(INSTRUCTIONS TO FOLLOW): Find the word "Geografie" in the listing; pull out each line holding it.

====== EXTRACTED INFORMATION ======

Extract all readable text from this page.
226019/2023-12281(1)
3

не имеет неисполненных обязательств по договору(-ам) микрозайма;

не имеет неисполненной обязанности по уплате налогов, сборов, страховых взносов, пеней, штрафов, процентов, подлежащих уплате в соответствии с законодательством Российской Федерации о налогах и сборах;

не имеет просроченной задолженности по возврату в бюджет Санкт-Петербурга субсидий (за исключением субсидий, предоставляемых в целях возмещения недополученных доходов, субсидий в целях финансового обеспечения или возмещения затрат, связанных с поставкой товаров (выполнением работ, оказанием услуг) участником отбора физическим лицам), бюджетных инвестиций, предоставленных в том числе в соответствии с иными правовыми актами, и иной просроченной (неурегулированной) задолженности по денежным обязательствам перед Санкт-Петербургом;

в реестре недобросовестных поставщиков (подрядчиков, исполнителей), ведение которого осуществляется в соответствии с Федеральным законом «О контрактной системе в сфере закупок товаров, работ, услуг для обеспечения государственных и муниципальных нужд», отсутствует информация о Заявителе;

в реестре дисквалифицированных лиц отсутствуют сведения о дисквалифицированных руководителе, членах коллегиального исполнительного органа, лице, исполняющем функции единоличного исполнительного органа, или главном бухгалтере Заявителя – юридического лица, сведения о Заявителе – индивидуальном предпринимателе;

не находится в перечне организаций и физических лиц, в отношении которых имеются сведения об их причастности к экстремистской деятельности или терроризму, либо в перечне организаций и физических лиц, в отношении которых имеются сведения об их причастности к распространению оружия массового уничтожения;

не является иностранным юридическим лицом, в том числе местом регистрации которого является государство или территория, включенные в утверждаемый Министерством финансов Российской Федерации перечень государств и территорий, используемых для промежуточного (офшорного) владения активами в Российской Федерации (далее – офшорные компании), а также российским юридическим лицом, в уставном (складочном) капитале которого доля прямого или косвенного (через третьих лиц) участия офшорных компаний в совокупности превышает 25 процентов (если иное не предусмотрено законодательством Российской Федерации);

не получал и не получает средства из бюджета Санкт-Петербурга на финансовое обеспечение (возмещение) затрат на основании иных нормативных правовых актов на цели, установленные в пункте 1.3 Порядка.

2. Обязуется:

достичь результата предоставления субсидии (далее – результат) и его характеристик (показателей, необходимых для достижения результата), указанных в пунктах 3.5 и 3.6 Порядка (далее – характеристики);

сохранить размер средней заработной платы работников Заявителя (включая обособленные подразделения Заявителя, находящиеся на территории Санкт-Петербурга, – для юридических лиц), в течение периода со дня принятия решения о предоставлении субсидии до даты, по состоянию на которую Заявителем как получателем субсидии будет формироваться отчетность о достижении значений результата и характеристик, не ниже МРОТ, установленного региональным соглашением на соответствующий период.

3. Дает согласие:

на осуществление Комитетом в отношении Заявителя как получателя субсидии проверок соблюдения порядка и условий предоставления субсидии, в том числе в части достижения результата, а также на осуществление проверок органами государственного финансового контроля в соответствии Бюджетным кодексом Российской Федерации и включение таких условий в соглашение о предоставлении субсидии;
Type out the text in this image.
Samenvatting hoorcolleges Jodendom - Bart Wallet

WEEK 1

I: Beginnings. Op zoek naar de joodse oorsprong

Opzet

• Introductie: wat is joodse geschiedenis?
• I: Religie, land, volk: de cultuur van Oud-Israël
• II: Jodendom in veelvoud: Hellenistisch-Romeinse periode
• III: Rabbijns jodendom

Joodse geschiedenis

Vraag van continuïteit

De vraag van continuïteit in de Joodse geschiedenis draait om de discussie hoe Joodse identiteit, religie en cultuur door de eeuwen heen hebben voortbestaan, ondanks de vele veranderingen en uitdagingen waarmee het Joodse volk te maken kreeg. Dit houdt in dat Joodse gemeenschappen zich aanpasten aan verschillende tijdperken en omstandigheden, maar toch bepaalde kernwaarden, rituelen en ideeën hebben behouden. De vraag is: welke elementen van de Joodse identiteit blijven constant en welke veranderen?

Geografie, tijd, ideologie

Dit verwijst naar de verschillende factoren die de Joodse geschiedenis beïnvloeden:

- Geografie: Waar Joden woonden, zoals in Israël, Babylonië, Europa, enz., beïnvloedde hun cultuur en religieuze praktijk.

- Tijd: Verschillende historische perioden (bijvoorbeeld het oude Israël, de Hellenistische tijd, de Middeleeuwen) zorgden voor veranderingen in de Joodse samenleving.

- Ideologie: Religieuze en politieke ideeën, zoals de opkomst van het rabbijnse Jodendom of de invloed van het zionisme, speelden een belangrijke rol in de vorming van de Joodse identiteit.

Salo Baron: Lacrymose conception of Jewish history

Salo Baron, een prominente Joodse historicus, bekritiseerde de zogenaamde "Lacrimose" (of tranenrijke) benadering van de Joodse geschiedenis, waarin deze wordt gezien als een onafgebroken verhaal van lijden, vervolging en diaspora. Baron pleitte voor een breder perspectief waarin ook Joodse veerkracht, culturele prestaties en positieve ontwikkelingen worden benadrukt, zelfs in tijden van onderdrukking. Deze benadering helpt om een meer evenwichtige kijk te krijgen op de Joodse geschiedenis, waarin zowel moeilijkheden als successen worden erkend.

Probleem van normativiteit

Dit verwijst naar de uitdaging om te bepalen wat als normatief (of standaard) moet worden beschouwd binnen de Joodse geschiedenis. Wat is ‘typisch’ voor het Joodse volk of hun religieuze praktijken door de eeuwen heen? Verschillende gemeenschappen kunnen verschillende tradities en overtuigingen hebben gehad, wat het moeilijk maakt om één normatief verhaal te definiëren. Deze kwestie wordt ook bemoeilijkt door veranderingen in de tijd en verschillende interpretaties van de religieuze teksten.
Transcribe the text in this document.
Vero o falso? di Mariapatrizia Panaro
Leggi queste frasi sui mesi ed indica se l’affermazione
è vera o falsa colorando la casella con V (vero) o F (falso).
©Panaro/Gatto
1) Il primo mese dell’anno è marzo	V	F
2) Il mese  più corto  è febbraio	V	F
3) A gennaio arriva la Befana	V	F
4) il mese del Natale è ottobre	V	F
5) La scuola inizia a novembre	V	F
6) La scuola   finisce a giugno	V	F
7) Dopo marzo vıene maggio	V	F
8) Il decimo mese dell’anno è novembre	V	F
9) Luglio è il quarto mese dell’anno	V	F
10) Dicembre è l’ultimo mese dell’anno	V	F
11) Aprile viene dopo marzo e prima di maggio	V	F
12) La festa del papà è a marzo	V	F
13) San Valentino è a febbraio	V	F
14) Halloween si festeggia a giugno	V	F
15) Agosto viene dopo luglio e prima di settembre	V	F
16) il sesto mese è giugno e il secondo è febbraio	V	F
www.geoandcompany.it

======

(OUTPUT FOR THIS EXERCISE):
Geografie, tijd, ideologie
- Geografie: Waar Joden woonden, zoals in Israël, Babylonië, Europa, enz., beïnvloedde hun cultuur en religieuze praktijk.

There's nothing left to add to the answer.